▶ Dokument
□ □ □ □
Mülheim. Er sieht seine Zukunft in Deutschland, nachdem er aus Syrien floh. Wie der Student Oday Hassan (26) in Mülheim angekommen ist – und wo es hakt.
Er ist angekommen in Mülheim, wuppt sein IT-Studium, lebt in seiner ersten eigenen Wohnung. Und doch stößt Oday Hassan, der vor knapp sieben Jahren als junger Mann vor dem Krieg aus Syrien geflohen war, im Alltag immer wieder an Hürden. Diese begegnen ihm auch, wenn er anderen Geflüchteten zur Seite steht, sie etwa beim Gang zur Ausländerbehörde oder auf der Wohnungssuche begleitet. Mit welchen Vorurteilen sich der 26-Jährige konfrontiert sieht.
Er war einer der Ersten, die wir Weihnachten 2021 in unserer damaligen Jolanthe-Aktion zugunsten des Mülheimer Arbeitslosenzentrums (Malz) vorgestellt haben: Oday Hassan, der 2016 mit seinem Vater und seiner Schwester aus Syrien geflohen war. Über die klassische Route führte auch die Flucht von Oday Hassan und seiner Familie – mit einem Schlauchboot übers Mittelmeer, untergekommen in einem Flüchtlingscamp in Griechenland und weiter über die Balkanroute bis nach Deutschland. Verschiedene Notunterkünfte hat der junge Mann auf seinem Weg kennengelernt – in Passau, Lüdenscheid und Herne.
Familie aus Syrien kommt im Flüchtlingsdorf an der Mintarder Straße in Mülheim unter
In Mülheim kommt die Familie zunächst im Saarner Flüchtlingsdorf an der Mintarder Straße unter, versucht, sich zu orientieren nach den fürchterlichen Erlebnissen in ihrer durch den Krieg zerstörten Heimat. Dabei ist Oday Hassan niemand, der den Kopf in den Sand steckt. Der junge Mann möchte nach vorne schauen, seinen Weg gehen – selbst wenn er sich dafür in ein neues Land einfinden, Kultur und Sprache kennenlernen muss.
Heute, knapp sieben Jahre nach seiner Flucht, spricht Oday Hassan nahezu fehler- und akzentfrei Deutsch, drückt sich ausgesprochen gewählt aus, feilt im Kopf an Formulierungen und an Grammatik. Dass die Sprache der Schlüssel sein wird, um die Türen zu einer neuen Heimat aufzustoßen, war dem jungen Mann früh klar. Bereits in den Flüchtlingsunterkünften schnappt er jeden Brocken Deutsch auf, den er mitbekommt, klaubt sich Informationen zusammen und stillt seinen Wissenshunger.
□ □ □ □
▶ Zu erledigende Aufgabe
Beantworte anhand des Textes über Oday Hassan diese Fragen:
1. Mit wem floh Oday Hassan 2016 aus Syrien?
2. In welchen Städten lernte er auf seinem Weg Notunterkünfte kennen?
3. Wo kam die Familie in Mülheim zunächst unter?
□ □ □ □
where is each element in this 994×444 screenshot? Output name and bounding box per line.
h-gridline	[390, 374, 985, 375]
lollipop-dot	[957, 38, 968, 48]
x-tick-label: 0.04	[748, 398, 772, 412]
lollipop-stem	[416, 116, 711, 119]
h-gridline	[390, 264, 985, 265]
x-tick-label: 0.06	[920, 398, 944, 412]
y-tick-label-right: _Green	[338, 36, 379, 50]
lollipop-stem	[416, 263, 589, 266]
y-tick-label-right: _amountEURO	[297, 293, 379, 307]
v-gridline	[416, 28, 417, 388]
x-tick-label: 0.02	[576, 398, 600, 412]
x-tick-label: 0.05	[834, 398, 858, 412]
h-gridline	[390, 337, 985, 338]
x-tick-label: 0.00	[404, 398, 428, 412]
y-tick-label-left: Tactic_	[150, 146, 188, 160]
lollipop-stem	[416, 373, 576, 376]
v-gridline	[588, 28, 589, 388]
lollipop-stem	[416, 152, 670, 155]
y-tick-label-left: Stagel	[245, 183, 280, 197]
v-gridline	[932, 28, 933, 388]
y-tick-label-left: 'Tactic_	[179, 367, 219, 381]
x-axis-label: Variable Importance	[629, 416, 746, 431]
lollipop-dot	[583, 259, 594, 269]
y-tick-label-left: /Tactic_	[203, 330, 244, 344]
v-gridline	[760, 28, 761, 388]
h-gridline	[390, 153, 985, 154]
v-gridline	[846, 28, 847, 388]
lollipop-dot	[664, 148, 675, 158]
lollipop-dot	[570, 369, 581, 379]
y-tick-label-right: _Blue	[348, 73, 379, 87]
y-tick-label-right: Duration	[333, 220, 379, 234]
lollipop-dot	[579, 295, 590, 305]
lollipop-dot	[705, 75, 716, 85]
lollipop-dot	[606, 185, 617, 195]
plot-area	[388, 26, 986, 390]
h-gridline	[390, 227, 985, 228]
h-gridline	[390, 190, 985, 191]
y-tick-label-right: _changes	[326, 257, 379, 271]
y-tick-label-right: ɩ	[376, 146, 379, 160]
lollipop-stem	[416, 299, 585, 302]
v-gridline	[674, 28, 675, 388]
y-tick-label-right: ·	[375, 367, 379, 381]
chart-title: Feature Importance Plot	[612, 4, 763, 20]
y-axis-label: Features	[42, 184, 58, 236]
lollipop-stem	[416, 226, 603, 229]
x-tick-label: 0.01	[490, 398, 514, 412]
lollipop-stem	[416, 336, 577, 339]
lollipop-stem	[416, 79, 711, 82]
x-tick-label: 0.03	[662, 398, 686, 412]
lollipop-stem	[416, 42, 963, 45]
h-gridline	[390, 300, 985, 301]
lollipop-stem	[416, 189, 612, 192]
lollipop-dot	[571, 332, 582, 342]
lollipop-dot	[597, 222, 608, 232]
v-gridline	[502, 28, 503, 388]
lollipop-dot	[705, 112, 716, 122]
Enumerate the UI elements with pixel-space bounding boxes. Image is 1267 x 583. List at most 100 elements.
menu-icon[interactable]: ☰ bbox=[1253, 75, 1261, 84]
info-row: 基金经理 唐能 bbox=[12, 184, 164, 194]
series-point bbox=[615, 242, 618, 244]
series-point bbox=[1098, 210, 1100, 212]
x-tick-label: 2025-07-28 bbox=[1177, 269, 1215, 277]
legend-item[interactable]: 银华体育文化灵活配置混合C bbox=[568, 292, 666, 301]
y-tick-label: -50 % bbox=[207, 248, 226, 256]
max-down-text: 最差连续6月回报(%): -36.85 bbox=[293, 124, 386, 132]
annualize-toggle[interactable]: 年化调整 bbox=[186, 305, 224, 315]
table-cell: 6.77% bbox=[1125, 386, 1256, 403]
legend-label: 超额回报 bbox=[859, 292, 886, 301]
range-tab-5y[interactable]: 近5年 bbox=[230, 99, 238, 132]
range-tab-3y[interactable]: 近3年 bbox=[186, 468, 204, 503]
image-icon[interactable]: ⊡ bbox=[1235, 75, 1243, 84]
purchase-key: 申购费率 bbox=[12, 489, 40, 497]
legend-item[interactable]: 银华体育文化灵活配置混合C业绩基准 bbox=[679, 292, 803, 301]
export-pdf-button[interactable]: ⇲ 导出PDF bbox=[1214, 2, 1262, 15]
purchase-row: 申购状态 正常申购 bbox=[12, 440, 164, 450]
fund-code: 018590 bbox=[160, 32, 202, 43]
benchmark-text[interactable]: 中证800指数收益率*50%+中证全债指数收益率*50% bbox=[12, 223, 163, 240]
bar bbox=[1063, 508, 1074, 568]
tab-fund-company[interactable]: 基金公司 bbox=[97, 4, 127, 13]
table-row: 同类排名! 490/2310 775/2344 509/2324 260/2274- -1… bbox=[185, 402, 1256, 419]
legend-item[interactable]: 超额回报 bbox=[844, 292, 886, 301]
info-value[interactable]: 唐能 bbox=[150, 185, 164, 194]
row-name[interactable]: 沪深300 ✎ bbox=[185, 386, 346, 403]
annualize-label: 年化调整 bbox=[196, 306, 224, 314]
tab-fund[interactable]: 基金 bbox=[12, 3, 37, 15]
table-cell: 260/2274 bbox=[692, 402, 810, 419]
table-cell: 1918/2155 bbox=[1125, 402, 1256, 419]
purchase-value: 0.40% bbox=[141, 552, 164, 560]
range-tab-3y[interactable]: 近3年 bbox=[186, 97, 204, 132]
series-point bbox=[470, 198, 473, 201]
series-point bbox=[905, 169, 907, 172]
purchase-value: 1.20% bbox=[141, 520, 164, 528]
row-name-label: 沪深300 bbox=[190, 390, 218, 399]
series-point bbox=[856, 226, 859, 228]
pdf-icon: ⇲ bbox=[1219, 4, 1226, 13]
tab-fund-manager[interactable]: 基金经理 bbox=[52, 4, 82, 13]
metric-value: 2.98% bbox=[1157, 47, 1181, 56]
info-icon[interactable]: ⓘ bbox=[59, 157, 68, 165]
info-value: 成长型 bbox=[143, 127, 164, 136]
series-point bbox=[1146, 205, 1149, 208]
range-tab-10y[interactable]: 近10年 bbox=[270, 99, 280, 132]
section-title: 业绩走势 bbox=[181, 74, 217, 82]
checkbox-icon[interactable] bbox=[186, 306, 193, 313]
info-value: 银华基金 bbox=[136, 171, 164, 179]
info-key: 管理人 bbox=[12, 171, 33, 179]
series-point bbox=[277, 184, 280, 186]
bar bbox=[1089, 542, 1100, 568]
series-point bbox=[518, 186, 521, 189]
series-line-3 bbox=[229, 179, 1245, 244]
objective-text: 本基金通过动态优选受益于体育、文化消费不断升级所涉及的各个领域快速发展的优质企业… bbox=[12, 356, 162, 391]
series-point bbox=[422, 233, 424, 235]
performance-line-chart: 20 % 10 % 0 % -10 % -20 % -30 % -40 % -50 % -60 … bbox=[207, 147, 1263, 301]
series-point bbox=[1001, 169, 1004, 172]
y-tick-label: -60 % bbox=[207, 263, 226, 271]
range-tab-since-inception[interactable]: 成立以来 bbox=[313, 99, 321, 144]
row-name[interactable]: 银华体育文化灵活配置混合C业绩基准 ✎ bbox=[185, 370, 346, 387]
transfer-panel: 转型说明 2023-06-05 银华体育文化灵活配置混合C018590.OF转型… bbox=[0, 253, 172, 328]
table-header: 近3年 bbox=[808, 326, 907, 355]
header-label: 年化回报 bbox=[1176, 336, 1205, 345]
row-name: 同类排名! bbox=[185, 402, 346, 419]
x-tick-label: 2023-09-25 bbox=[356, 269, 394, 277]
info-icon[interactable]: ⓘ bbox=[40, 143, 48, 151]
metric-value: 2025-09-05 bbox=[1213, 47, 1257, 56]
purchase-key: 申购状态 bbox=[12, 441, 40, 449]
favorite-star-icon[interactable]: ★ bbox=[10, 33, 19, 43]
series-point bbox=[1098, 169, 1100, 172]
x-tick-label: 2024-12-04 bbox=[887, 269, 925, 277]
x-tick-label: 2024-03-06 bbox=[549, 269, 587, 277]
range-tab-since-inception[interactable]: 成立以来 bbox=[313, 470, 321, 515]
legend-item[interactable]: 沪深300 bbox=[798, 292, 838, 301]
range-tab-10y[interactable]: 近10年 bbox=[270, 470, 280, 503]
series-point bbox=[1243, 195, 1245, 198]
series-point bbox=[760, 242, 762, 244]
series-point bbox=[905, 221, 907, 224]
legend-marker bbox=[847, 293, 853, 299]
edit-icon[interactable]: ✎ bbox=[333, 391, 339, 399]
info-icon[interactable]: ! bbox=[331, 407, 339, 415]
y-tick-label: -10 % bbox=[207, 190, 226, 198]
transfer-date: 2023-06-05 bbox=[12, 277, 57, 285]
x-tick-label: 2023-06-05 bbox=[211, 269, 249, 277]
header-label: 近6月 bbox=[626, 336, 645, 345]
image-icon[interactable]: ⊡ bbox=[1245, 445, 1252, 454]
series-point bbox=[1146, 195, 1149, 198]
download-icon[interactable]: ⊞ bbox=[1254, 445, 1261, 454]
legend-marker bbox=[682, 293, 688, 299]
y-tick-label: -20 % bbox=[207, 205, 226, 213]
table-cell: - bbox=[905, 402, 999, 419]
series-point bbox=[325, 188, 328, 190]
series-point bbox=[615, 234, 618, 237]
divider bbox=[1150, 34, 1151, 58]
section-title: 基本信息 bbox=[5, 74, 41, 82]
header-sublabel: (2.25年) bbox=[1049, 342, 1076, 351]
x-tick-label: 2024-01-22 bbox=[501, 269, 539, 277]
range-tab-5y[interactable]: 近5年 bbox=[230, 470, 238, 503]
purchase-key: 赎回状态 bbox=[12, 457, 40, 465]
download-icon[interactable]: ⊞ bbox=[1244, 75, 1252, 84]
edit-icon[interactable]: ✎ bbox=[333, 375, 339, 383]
□ □ □ □
▶ Lösung der Aufgabe
1. Mit seinem Vater und seiner Schwester.
2. In Passau, Lüdenscheid und Herne.
3. Im Saarner Flüchtlingsdorf an der Mintarder Straße.